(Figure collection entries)
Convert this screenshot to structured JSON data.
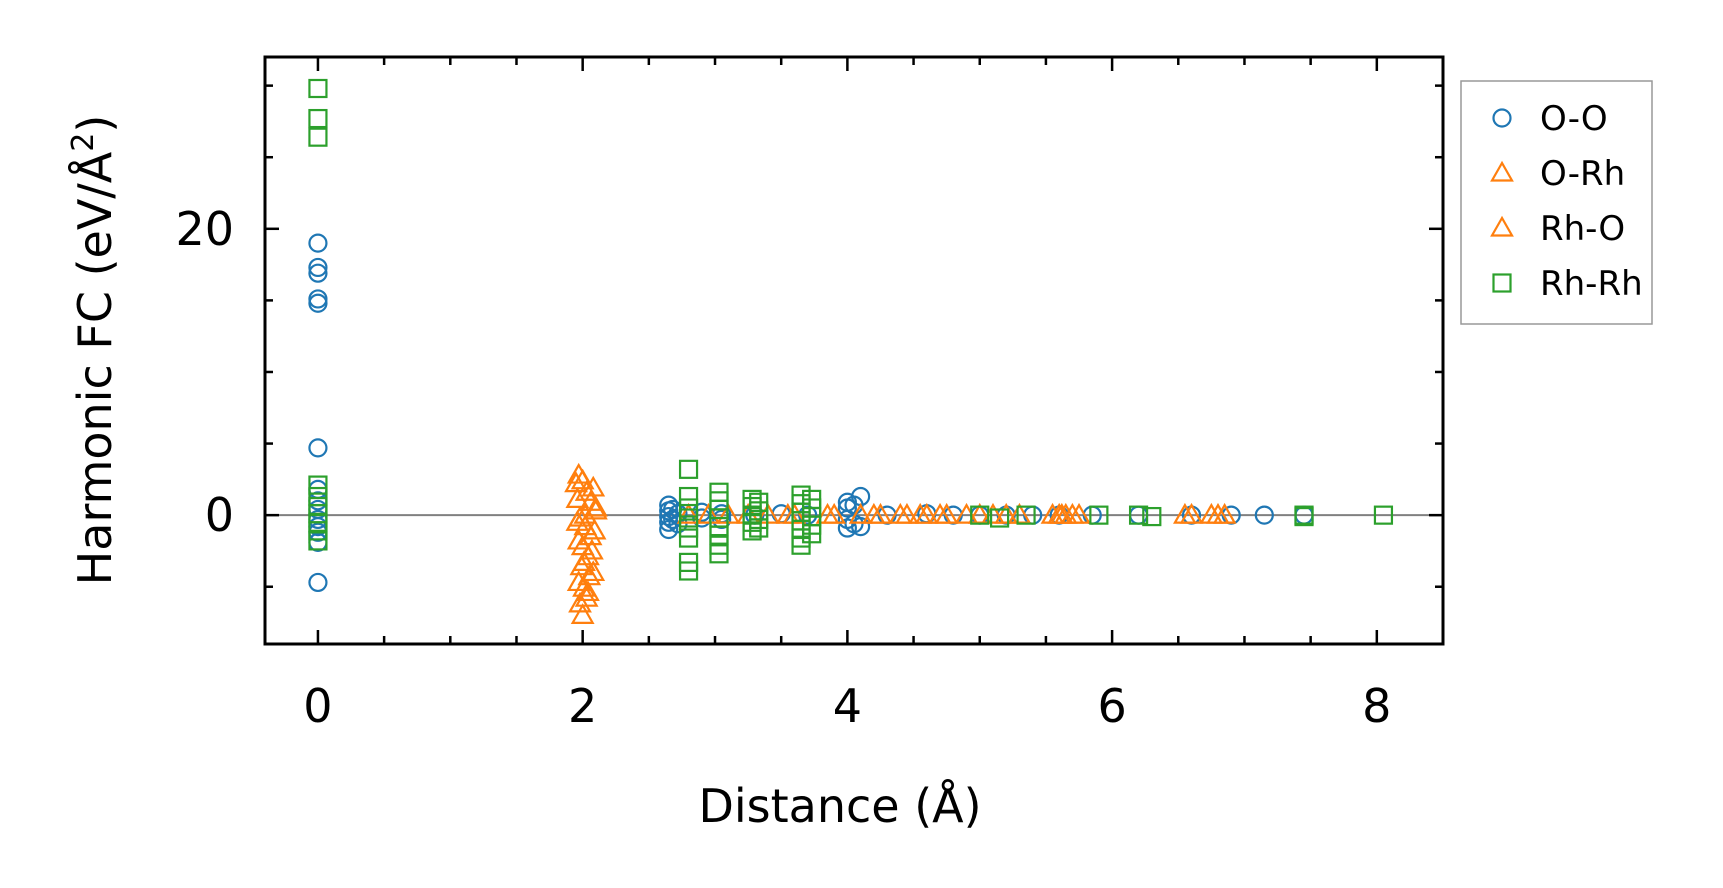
{
  "chart_data": {
    "type": "scatter",
    "xlabel": "Distance (Å)",
    "ylabel": "Harmonic FC (eV/Å",
    "ylabel_superscript": "2",
    "ylabel_close": ")",
    "xlim": [
      -0.4,
      8.5
    ],
    "ylim": [
      -9,
      32
    ],
    "x_ticks": [
      0,
      2,
      4,
      6,
      8
    ],
    "x_tick_labels": [
      "0",
      "2",
      "4",
      "6",
      "8"
    ],
    "x_minor_ticks": [
      0.5,
      1,
      1.5,
      2.5,
      3,
      3.5,
      4.5,
      5,
      5.5,
      6.5,
      7,
      7.5
    ],
    "y_ticks": [
      0,
      20
    ],
    "y_tick_labels": [
      "0",
      "20"
    ],
    "y_minor_ticks": [
      -5,
      5,
      10,
      15,
      25,
      30
    ],
    "zero_line": 0,
    "grid": false,
    "legend_position": "outside-right-top",
    "series": [
      {
        "name": "O-O",
        "marker": "circle",
        "color": "#1f77b4",
        "points": [
          [
            0,
            19.0
          ],
          [
            0,
            17.3
          ],
          [
            0,
            16.9
          ],
          [
            0,
            15.1
          ],
          [
            0,
            14.8
          ],
          [
            0,
            4.7
          ],
          [
            0,
            1.8
          ],
          [
            0,
            1.0
          ],
          [
            0,
            0.4
          ],
          [
            0,
            -0.3
          ],
          [
            0,
            -0.8
          ],
          [
            0,
            -1.2
          ],
          [
            0,
            -1.9
          ],
          [
            0,
            -4.7
          ],
          [
            2.65,
            0.7
          ],
          [
            2.65,
            0.3
          ],
          [
            2.65,
            -0.1
          ],
          [
            2.65,
            -0.5
          ],
          [
            2.65,
            -1.0
          ],
          [
            2.68,
            0.4
          ],
          [
            2.68,
            -0.3
          ],
          [
            2.72,
            0.1
          ],
          [
            2.72,
            -0.6
          ],
          [
            2.9,
            0.2
          ],
          [
            2.9,
            -0.2
          ],
          [
            3.05,
            0.1
          ],
          [
            3.05,
            -0.3
          ],
          [
            3.3,
            0.0
          ],
          [
            3.5,
            0.1
          ],
          [
            3.7,
            0.0
          ],
          [
            4.0,
            0.9
          ],
          [
            4.0,
            0.5
          ],
          [
            4.0,
            -0.3
          ],
          [
            4.0,
            -0.9
          ],
          [
            4.05,
            0.7
          ],
          [
            4.05,
            -0.6
          ],
          [
            4.1,
            1.3
          ],
          [
            4.1,
            -0.8
          ],
          [
            4.3,
            0.0
          ],
          [
            4.6,
            0.1
          ],
          [
            4.8,
            0.0
          ],
          [
            5.0,
            0.0
          ],
          [
            5.2,
            0.0
          ],
          [
            5.4,
            0.0
          ],
          [
            5.6,
            0.0
          ],
          [
            5.85,
            0.0
          ],
          [
            6.2,
            0.0
          ],
          [
            6.6,
            0.0
          ],
          [
            6.9,
            0.0
          ],
          [
            7.15,
            0.0
          ],
          [
            7.45,
            0.0
          ]
        ]
      },
      {
        "name": "O-Rh",
        "marker": "triangle",
        "color": "#ff7f0e",
        "points": [
          [
            1.97,
            2.8
          ],
          [
            2.0,
            2.4
          ],
          [
            2.03,
            1.6
          ],
          [
            2.06,
            0.9
          ],
          [
            2.1,
            0.3
          ],
          [
            1.98,
            -0.2
          ],
          [
            2.02,
            -0.8
          ],
          [
            2.06,
            -1.5
          ],
          [
            2.0,
            -2.2
          ],
          [
            2.04,
            -2.9
          ],
          [
            1.99,
            -3.6
          ],
          [
            2.05,
            -4.3
          ],
          [
            2.01,
            -5.1
          ],
          [
            2.03,
            -5.8
          ],
          [
            2.0,
            -7.0
          ],
          [
            2.8,
            0.0
          ],
          [
            3.1,
            0.0
          ],
          [
            3.4,
            0.0
          ],
          [
            3.6,
            0.0
          ],
          [
            3.9,
            0.0
          ],
          [
            4.1,
            0.0
          ],
          [
            4.25,
            0.0
          ],
          [
            4.45,
            0.0
          ],
          [
            4.6,
            0.0
          ],
          [
            4.75,
            0.0
          ],
          [
            4.9,
            0.0
          ],
          [
            5.1,
            0.0
          ],
          [
            5.3,
            0.0
          ],
          [
            5.55,
            0.0
          ],
          [
            5.62,
            0.0
          ],
          [
            5.7,
            0.0
          ],
          [
            6.6,
            0.0
          ],
          [
            6.75,
            0.0
          ],
          [
            6.85,
            0.0
          ]
        ]
      },
      {
        "name": "Rh-O",
        "marker": "triangle",
        "color": "#ff7f0e",
        "points": [
          [
            1.95,
            2.2
          ],
          [
            2.08,
            1.9
          ],
          [
            1.96,
            1.1
          ],
          [
            2.1,
            0.5
          ],
          [
            2.02,
            0.0
          ],
          [
            1.96,
            -0.5
          ],
          [
            2.09,
            -1.1
          ],
          [
            1.97,
            -1.8
          ],
          [
            2.07,
            -2.5
          ],
          [
            2.01,
            -3.3
          ],
          [
            2.08,
            -4.0
          ],
          [
            1.97,
            -4.7
          ],
          [
            2.04,
            -5.4
          ],
          [
            1.98,
            -6.2
          ],
          [
            2.95,
            0.0
          ],
          [
            3.25,
            0.0
          ],
          [
            3.55,
            0.0
          ],
          [
            3.85,
            0.0
          ],
          [
            4.2,
            0.0
          ],
          [
            4.4,
            0.0
          ],
          [
            4.55,
            0.0
          ],
          [
            4.7,
            0.0
          ],
          [
            5.0,
            0.0
          ],
          [
            5.2,
            0.0
          ],
          [
            5.6,
            0.0
          ],
          [
            5.65,
            0.0
          ],
          [
            5.75,
            0.0
          ],
          [
            6.55,
            0.0
          ],
          [
            6.8,
            0.0
          ]
        ]
      },
      {
        "name": "Rh-Rh",
        "marker": "square",
        "color": "#2ca02c",
        "points": [
          [
            0,
            29.8
          ],
          [
            0,
            27.7
          ],
          [
            0,
            26.4
          ],
          [
            0,
            2.1
          ],
          [
            0,
            1.3
          ],
          [
            0,
            0.6
          ],
          [
            0,
            0.1
          ],
          [
            0,
            -0.5
          ],
          [
            0,
            -1.1
          ],
          [
            0,
            -1.8
          ],
          [
            2.8,
            3.2
          ],
          [
            2.8,
            1.3
          ],
          [
            2.8,
            0.5
          ],
          [
            2.8,
            -0.2
          ],
          [
            2.8,
            -0.9
          ],
          [
            2.8,
            -1.6
          ],
          [
            2.8,
            -3.3
          ],
          [
            2.8,
            -3.9
          ],
          [
            3.03,
            1.6
          ],
          [
            3.03,
            1.0
          ],
          [
            3.03,
            0.4
          ],
          [
            3.03,
            -0.2
          ],
          [
            3.03,
            -0.8
          ],
          [
            3.03,
            -1.4
          ],
          [
            3.03,
            -2.1
          ],
          [
            3.03,
            -2.7
          ],
          [
            3.28,
            1.1
          ],
          [
            3.28,
            0.6
          ],
          [
            3.28,
            0.0
          ],
          [
            3.28,
            -0.5
          ],
          [
            3.28,
            -1.1
          ],
          [
            3.33,
            0.9
          ],
          [
            3.33,
            0.3
          ],
          [
            3.33,
            -0.3
          ],
          [
            3.33,
            -0.9
          ],
          [
            3.65,
            1.4
          ],
          [
            3.65,
            0.8
          ],
          [
            3.65,
            0.2
          ],
          [
            3.65,
            -0.4
          ],
          [
            3.65,
            -1.0
          ],
          [
            3.65,
            -1.6
          ],
          [
            3.65,
            -2.1
          ],
          [
            3.73,
            1.1
          ],
          [
            3.73,
            0.5
          ],
          [
            3.73,
            -0.1
          ],
          [
            3.73,
            -0.7
          ],
          [
            3.73,
            -1.3
          ],
          [
            5.0,
            0.0
          ],
          [
            5.15,
            -0.2
          ],
          [
            5.35,
            0.0
          ],
          [
            5.9,
            0.0
          ],
          [
            6.2,
            0.0
          ],
          [
            6.3,
            -0.1
          ],
          [
            7.45,
            0.0
          ],
          [
            7.45,
            -0.1
          ],
          [
            8.05,
            0.0
          ]
        ]
      }
    ]
  }
}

• [WORK TO DO]: Keep only those lines of the records that hold "marker", and return them.

• [COMPLETED TASK]:
        "marker": "circle",
        "marker": "triangle",
        "marker": "triangle",
        "marker": "square",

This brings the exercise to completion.